:: YOUR TASK ::
In full and without deviation, write out the entries that follow.

:: SUPPLIED DATA ::
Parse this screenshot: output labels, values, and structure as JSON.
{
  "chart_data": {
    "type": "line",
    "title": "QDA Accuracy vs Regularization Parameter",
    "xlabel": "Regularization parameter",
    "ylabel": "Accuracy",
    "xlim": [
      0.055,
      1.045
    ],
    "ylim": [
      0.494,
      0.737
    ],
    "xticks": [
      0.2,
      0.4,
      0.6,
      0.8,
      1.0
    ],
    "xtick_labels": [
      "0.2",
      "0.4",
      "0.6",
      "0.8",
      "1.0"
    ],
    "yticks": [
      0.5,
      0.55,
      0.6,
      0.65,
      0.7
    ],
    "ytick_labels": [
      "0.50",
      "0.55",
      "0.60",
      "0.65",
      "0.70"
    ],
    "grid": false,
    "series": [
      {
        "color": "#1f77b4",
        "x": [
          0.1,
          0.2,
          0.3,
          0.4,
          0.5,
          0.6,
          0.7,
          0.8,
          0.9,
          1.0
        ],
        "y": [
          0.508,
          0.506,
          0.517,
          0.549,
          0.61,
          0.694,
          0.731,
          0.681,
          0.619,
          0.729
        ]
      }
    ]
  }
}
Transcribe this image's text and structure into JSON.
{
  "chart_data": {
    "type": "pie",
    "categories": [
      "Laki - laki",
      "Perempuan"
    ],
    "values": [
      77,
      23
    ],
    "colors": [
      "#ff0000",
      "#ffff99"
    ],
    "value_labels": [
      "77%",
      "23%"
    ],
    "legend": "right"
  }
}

:: EXERCISE RESPONSE ::
Parse this screenshot: output labels, values, and structure as JSON.
{
  "chart_data": {
    "type": "line",
    "title": "QDA Accuracy vs Regularization Parameter",
    "xlabel": "Regularization parameter",
    "ylabel": "Accuracy",
    "xlim": [
      0.055,
      1.045
    ],
    "ylim": [
      0.494,
      0.737
    ],
    "xticks": [
      0.2,
      0.4,
      0.6,
      0.8,
      1.0
    ],
    "xtick_labels": [
      "0.2",
      "0.4",
      "0.6",
      "0.8",
      "1.0"
    ],
    "yticks": [
      0.5,
      0.55,
      0.6,
      0.65,
      0.7
    ],
    "ytick_labels": [
      "0.50",
      "0.55",
      "0.60",
      "0.65",
      "0.70"
    ],
    "grid": false,
    "series": [
      {
        "color": "#1f77b4",
        "x": [
          0.1,
          0.2,
          0.3,
          0.4,
          0.5,
          0.6,
          0.7,
          0.8,
          0.9,
          1.0
        ],
        "y": [
          0.508,
          0.506,
          0.517,
          0.549,
          0.61,
          0.694,
          0.731,
          0.681,
          0.619,
          0.729
        ]
      }
    ]
  }
}
Transcribe this image's text and structure into JSON.
{
  "chart_data": {
    "type": "pie",
    "categories": [
      "Laki - laki",
      "Perempuan"
    ],
    "values": [
      77,
      23
    ],
    "colors": [
      "#ff0000",
      "#ffff99"
    ],
    "value_labels": [
      "77%",
      "23%"
    ],
    "legend": "right"
  }
}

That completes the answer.